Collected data

▬▬▬

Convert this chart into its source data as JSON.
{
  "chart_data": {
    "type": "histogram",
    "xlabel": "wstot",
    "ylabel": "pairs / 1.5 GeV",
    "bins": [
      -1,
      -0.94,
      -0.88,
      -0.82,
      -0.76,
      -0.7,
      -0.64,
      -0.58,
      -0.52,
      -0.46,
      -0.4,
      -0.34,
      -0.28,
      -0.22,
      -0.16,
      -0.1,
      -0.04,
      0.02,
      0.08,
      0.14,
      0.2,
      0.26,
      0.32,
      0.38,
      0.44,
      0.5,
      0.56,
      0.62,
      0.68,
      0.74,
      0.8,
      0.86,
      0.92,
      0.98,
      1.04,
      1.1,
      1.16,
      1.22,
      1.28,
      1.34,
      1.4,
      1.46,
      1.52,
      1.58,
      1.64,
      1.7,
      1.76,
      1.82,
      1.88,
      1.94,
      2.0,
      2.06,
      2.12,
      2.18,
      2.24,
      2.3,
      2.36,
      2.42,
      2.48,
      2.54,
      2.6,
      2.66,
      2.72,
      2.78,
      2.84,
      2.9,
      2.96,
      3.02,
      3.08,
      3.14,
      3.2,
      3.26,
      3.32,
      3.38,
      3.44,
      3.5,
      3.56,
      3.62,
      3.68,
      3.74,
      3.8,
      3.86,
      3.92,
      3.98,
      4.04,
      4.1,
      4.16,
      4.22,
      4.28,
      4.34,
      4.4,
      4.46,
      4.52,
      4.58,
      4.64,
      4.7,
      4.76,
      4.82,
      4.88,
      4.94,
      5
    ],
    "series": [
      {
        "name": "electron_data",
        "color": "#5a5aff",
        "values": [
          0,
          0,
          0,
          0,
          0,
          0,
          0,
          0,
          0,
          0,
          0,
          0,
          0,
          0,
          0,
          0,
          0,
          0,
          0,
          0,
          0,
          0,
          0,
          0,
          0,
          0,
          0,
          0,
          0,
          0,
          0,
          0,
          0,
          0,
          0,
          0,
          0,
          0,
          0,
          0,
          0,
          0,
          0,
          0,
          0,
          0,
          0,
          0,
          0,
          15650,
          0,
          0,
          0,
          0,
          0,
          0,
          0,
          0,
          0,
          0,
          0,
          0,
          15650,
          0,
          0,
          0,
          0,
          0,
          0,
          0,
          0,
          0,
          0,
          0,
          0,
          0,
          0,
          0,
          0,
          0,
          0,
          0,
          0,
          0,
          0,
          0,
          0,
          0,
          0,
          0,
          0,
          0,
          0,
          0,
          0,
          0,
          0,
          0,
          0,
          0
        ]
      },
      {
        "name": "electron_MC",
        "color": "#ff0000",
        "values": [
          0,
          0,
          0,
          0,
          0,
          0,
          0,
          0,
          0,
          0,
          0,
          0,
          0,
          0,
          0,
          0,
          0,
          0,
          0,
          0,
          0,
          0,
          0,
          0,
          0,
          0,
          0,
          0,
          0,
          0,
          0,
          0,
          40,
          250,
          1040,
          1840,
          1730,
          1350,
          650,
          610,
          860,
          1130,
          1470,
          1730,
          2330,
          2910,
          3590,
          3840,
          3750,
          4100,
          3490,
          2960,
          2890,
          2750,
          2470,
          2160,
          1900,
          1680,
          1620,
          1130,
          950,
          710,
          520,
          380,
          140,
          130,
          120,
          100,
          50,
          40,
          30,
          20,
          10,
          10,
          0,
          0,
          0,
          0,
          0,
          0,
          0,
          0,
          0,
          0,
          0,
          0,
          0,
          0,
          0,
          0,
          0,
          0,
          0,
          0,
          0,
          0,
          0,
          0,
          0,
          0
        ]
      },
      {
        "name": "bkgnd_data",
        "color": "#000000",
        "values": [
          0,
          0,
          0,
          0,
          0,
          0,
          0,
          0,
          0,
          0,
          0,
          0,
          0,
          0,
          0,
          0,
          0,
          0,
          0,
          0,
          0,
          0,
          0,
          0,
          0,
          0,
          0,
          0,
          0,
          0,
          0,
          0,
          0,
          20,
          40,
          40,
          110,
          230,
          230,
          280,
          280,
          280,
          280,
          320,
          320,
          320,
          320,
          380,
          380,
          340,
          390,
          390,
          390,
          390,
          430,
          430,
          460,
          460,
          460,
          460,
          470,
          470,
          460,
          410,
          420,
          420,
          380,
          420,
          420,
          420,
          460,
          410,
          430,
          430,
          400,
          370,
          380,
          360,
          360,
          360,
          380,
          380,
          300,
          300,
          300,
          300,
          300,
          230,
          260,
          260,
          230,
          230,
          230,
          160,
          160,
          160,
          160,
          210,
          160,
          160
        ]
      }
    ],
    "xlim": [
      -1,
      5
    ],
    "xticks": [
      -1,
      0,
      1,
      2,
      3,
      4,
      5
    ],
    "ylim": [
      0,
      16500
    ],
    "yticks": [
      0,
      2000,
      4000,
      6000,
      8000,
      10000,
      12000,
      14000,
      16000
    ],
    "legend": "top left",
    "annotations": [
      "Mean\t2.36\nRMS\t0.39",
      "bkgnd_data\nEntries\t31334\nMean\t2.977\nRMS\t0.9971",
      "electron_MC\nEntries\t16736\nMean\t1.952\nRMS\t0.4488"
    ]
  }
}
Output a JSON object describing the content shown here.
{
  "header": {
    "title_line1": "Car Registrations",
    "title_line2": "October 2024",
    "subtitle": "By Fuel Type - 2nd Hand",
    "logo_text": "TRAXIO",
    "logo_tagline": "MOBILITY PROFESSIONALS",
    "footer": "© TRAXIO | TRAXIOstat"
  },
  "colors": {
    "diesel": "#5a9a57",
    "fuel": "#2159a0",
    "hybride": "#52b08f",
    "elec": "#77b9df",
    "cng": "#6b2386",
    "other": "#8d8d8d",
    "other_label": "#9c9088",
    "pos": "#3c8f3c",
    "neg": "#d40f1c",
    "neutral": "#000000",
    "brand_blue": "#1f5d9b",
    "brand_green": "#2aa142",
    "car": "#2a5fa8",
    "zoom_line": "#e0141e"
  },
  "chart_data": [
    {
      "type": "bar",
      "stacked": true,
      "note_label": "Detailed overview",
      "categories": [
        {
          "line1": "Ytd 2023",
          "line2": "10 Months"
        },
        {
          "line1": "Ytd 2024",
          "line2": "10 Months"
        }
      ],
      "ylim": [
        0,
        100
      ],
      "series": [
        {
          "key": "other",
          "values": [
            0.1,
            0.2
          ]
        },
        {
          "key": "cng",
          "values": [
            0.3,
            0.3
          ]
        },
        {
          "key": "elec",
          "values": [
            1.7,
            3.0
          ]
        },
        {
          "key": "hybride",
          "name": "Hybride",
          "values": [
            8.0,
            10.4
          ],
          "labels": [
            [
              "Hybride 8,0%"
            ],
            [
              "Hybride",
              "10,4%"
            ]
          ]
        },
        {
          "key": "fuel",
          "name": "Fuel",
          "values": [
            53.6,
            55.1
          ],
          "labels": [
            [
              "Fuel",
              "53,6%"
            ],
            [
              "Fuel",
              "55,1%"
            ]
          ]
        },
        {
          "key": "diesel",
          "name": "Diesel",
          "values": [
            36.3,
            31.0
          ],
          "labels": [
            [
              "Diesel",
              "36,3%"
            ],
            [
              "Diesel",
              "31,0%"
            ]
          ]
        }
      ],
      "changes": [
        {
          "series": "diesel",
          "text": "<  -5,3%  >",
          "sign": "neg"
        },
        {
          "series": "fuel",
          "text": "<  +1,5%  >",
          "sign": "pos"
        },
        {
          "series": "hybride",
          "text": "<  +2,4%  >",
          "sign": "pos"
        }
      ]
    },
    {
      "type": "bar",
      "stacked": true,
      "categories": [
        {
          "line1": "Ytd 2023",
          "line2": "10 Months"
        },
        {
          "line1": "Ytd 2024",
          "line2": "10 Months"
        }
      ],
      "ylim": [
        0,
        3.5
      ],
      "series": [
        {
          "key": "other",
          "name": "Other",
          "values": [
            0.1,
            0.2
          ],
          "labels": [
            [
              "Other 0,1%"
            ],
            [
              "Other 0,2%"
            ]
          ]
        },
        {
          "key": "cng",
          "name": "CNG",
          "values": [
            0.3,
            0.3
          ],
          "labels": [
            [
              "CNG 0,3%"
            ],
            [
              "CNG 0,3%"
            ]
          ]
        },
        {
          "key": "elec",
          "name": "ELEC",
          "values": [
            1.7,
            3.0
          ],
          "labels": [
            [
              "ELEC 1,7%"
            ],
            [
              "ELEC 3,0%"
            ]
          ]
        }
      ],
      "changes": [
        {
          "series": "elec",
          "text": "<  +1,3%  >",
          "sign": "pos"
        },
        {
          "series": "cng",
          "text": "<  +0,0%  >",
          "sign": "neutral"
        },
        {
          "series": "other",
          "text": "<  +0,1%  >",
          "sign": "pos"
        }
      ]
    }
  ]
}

▬▬▬

| Directive |
Show all lines in the entries above where the string "nMean" appears.

| Answer to the task |
      "bkgnd_data\nEntries\t31334\nMean\t2.977\nRMS\t0.9971",
      "electron_MC\nEntries\t16736\nMean\t1.952\nRMS\t0.4488"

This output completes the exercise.